─── 文档节选 ───

释放块设备对应的loop文件时,先找到与块设备对应的loop文件路径,然后删除loop文件。

https://github.com/kubernetes/kubernetes/blob/v1.23.1/pkg/volume/util/volumepathhandler/volume_path_handler_linux.go#L58

func (v VolumePathHandler) DetachFileDevice(path string) error {
    loopPath, err := v.GetLoopDevice(path)
    ...
    err = removeLoopDevice(loopPath)
    ...
}

通过遍历每个/sys/block/loop*/loop/backing_file文件内容,与node上块设备的路径对比,相同即找到了loop文件的名称,loop文件的路径即为/dev/loop*。其中,node上块设备路径为/var/lib/kubelet/plugins/{VOLUME_TYPE}/volumeDevices/{VOLUME_NAME}/{POD_UID}

https://github.com/kubernetes/kubernetes/blob/v1.23.1/pkg/volume/util/volumepathhandler/volume_path_handler_linux.go#L78

func (v VolumePathHandler) GetLoopDevice(path string) (string, error) {
    ...

───

● **执行事项**
**a)** 请誊录上述文档节选中以含有“释放块设备对应的loop文件”的词句开头、以“err := v.GetLoopDevice(path)”结尾的部分。
**b)** 根据上述文档节选，loop文件的路径是什么？

─── 提取数据 ───

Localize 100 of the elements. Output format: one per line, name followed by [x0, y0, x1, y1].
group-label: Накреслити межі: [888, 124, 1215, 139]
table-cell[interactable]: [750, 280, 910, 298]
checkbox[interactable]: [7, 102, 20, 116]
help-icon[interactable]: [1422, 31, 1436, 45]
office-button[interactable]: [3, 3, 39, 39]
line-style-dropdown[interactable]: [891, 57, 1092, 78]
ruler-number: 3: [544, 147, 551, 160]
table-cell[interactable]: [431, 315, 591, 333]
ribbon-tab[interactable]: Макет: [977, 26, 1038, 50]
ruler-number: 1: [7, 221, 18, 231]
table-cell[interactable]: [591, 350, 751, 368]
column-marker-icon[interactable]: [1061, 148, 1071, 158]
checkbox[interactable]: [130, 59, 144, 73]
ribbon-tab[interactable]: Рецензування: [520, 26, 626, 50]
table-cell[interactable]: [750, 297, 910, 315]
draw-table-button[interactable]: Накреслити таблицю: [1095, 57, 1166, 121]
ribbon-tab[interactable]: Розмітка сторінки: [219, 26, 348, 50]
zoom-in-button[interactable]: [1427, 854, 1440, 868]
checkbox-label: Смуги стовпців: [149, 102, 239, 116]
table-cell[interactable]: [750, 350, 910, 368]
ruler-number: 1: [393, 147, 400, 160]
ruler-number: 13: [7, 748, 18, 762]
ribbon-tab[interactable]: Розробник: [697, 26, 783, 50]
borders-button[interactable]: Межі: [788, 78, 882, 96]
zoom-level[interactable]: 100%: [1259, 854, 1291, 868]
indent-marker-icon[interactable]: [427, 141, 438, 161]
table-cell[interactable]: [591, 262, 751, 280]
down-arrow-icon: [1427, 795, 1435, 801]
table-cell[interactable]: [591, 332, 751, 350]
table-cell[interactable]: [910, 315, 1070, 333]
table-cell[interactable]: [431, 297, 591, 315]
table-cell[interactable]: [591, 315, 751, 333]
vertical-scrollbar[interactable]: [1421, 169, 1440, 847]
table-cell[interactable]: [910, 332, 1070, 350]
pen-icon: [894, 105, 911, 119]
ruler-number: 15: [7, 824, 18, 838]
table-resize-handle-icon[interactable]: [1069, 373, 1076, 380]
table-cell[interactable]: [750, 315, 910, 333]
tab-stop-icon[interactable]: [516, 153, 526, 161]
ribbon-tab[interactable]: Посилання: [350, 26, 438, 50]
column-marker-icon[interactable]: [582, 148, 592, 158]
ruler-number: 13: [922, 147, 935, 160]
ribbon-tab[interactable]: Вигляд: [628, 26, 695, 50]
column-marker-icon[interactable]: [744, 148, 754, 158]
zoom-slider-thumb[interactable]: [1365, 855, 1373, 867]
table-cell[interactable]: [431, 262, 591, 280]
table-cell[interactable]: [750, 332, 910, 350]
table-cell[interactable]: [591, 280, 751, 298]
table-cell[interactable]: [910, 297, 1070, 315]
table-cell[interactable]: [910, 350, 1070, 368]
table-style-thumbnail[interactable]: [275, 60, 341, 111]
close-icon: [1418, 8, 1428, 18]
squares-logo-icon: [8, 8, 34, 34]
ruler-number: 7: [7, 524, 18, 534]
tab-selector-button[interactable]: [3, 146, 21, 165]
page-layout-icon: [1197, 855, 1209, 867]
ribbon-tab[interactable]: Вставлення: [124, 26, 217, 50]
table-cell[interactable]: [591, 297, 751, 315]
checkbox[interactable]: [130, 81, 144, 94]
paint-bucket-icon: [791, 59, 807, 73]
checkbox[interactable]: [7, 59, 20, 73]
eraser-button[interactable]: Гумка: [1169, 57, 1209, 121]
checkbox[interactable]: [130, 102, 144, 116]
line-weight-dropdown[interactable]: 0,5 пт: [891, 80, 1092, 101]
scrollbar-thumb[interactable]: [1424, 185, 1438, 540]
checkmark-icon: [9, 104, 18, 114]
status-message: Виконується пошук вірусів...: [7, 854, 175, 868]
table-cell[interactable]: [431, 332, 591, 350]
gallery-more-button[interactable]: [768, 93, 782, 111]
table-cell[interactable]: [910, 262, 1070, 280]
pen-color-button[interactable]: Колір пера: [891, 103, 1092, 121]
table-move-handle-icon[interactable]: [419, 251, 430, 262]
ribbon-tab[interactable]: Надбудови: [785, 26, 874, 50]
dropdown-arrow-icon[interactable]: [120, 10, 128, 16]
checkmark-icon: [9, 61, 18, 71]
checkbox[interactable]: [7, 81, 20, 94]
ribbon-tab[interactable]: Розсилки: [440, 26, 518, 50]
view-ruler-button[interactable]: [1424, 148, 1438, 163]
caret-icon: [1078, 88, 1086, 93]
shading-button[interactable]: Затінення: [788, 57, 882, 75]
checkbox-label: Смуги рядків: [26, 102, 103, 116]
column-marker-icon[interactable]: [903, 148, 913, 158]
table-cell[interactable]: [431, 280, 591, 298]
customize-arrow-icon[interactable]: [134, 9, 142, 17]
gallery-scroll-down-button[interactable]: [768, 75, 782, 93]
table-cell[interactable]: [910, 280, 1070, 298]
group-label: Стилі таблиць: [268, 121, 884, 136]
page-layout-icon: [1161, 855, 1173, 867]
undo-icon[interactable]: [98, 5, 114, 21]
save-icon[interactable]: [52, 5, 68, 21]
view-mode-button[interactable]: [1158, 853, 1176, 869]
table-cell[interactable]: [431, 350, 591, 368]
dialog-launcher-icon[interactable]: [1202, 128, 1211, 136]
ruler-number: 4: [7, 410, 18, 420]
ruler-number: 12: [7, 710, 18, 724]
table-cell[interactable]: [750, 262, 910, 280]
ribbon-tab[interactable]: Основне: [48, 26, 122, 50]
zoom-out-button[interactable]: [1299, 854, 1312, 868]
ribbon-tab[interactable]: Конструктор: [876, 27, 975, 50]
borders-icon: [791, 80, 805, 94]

───

● **任务结果**
**a)**
释放块设备对应的loop文件时,先找到与块设备对应的loop文件路径,然后删除loop文件。

https://github.com/kubernetes/kubernetes/blob/v1.23.1/pkg/volume/util/volumepathhandler/volume_path_handler_linux.go#L58

func (v VolumePathHandler) DetachFileDevice(path string) error {
    loopPath, err := v.GetLoopDevice(path)

**b)** /dev/loop*